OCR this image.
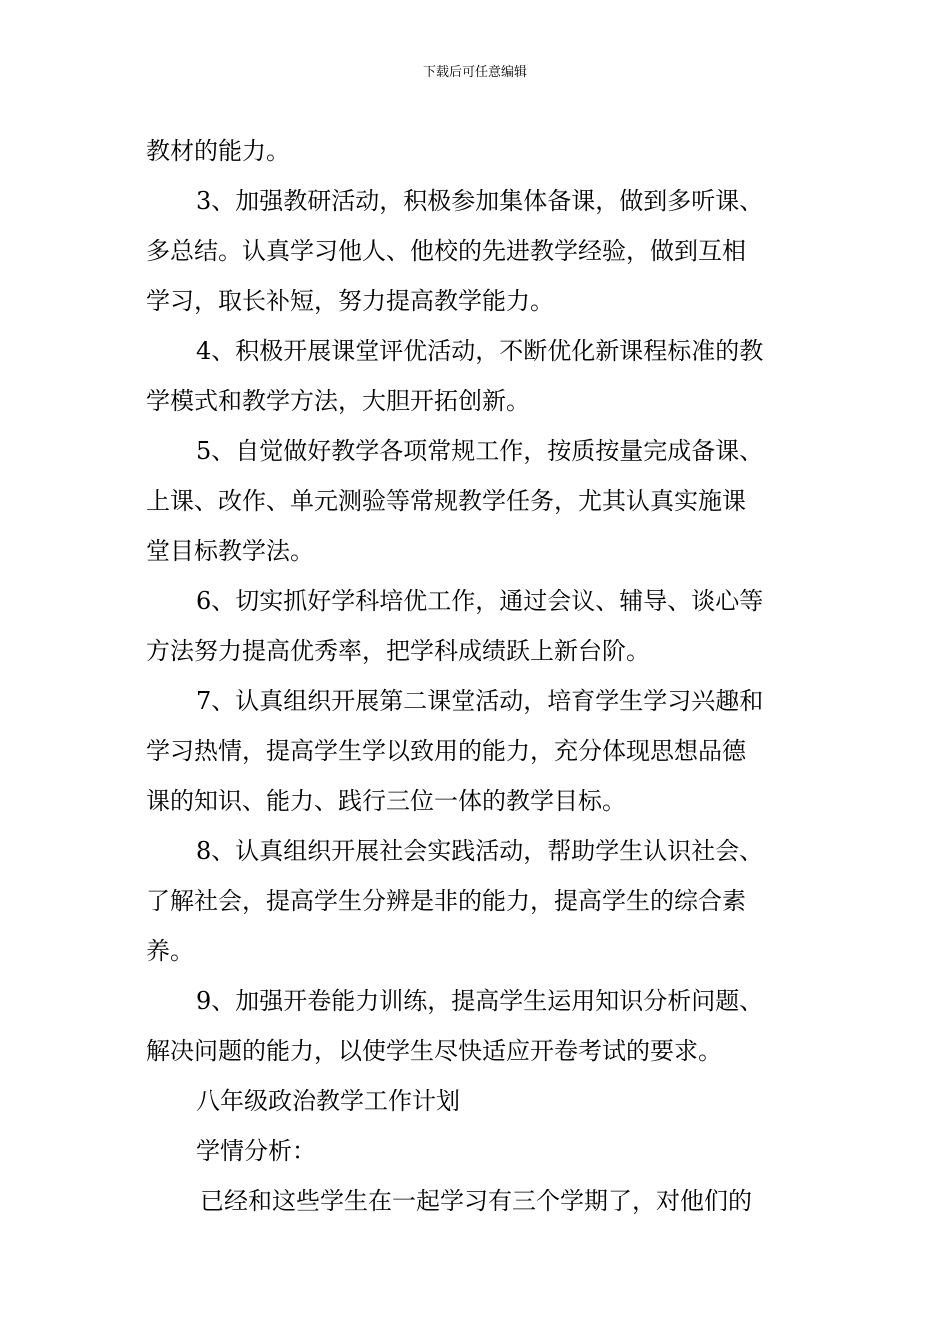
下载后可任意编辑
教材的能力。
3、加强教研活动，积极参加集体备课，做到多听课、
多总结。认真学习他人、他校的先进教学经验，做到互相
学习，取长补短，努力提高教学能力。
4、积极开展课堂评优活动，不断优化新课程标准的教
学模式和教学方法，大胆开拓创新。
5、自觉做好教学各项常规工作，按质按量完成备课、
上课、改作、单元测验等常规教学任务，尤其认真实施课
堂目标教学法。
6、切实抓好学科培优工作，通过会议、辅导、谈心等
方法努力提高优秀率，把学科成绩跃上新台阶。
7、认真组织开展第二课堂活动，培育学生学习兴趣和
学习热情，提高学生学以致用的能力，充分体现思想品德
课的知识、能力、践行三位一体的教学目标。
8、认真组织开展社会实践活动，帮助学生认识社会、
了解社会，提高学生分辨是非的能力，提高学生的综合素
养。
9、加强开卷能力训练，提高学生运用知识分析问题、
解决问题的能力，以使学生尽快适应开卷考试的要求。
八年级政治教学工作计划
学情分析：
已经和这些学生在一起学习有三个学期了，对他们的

========================

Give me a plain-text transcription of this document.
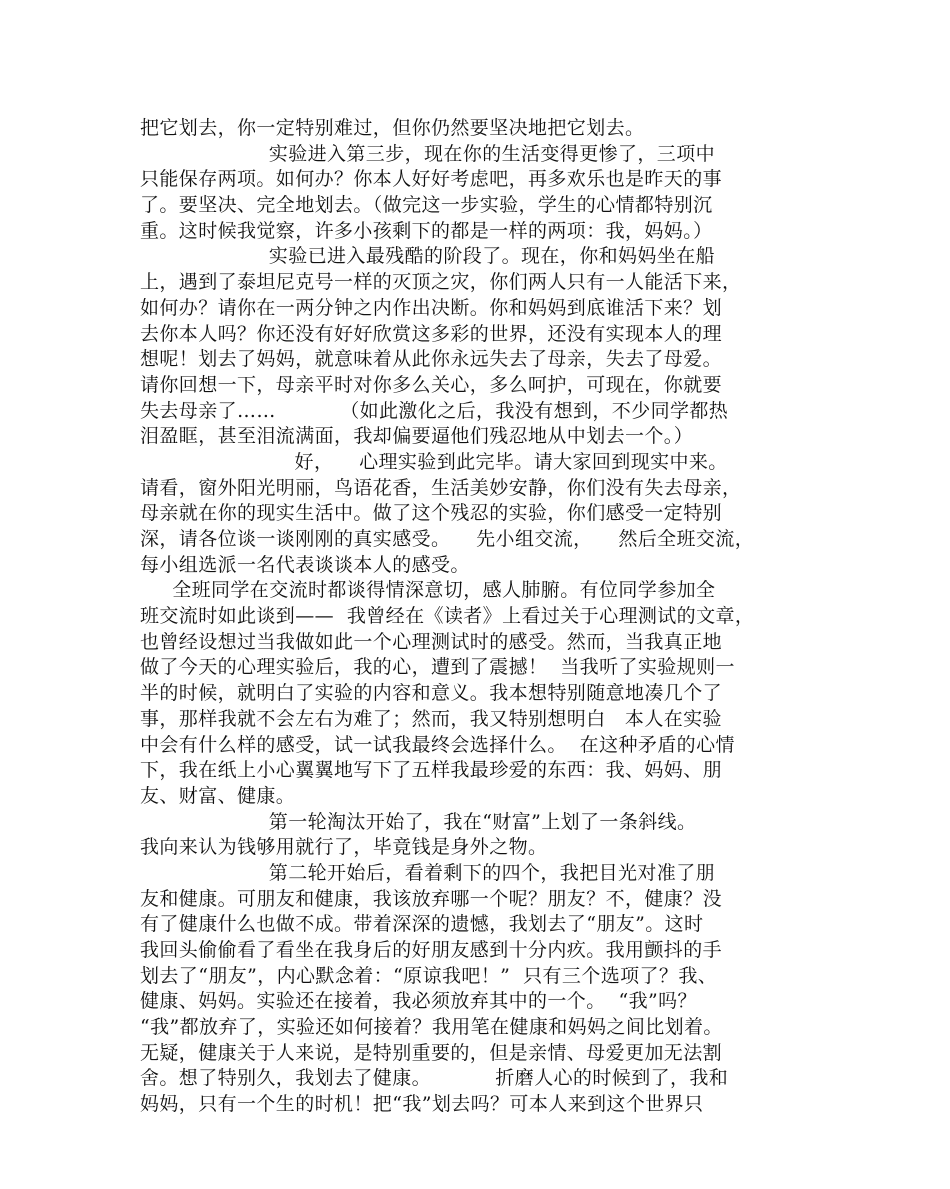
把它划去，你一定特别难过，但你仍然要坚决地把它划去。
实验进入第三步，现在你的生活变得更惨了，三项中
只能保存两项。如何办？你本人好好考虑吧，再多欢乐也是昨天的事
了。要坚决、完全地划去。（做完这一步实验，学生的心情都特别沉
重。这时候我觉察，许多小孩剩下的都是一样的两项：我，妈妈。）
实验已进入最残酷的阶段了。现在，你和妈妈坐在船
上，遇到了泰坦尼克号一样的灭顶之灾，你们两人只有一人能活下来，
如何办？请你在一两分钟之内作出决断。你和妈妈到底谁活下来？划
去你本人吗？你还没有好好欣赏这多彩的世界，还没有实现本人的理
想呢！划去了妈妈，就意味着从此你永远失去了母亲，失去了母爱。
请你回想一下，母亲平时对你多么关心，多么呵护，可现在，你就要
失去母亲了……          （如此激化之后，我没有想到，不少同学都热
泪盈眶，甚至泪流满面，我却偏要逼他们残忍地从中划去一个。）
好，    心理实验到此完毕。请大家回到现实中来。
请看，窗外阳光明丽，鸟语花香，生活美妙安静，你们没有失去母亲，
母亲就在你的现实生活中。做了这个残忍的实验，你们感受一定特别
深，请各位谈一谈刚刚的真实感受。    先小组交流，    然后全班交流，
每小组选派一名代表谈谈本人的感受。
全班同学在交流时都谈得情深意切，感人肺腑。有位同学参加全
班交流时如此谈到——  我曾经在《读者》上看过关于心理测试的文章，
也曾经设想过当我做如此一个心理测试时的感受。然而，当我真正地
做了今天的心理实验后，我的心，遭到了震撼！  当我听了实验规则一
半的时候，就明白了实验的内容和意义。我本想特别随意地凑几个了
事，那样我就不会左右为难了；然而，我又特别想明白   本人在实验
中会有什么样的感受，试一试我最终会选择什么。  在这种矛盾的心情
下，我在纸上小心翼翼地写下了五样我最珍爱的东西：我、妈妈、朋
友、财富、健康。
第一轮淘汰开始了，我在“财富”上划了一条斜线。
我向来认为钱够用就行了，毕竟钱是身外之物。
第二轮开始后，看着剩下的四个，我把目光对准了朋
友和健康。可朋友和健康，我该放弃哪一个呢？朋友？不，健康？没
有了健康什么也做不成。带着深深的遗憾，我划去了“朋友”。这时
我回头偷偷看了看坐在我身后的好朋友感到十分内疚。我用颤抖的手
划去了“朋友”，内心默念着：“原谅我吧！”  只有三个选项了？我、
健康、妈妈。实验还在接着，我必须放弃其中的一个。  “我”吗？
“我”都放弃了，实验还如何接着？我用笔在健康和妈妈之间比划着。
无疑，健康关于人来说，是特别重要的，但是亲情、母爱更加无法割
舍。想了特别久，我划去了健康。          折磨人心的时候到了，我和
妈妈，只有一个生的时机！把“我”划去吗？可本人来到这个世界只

========================

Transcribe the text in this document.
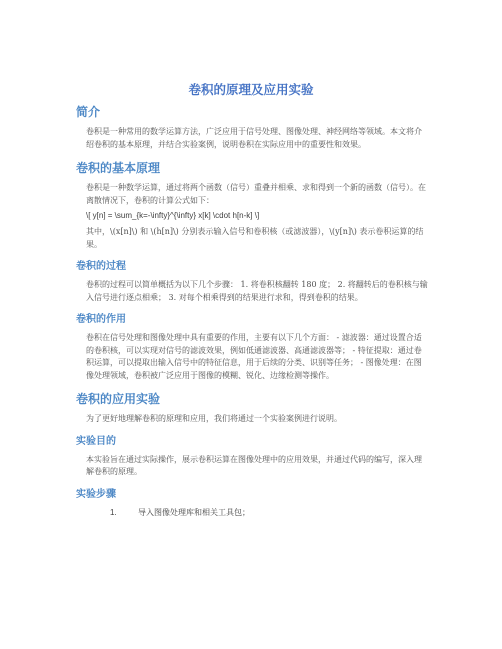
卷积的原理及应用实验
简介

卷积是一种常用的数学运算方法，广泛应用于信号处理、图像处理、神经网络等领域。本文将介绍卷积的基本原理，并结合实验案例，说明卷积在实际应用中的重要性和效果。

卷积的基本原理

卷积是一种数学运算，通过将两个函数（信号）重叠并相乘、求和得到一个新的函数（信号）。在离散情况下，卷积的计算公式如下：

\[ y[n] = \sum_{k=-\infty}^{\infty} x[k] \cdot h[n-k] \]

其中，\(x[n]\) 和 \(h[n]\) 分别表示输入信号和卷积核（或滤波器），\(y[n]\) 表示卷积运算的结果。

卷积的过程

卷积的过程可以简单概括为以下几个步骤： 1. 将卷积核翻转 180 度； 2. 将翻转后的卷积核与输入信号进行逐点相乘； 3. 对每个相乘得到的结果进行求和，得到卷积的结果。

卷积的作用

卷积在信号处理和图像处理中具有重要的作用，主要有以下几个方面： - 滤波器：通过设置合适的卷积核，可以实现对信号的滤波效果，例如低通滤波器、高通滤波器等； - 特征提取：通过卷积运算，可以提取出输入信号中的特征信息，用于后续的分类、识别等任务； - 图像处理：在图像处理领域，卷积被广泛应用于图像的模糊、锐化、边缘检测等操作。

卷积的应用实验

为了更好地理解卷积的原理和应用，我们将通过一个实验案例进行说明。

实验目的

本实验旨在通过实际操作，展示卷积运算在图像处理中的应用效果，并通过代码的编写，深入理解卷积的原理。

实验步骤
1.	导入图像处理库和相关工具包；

========================

WHAT YOU ARE ASKED TO DO –
Scan the material above. Copy each line that holds the word "text".

TASK ANSWER –
Give me a plain-text transcription of this document.
Transcribe the text in this document.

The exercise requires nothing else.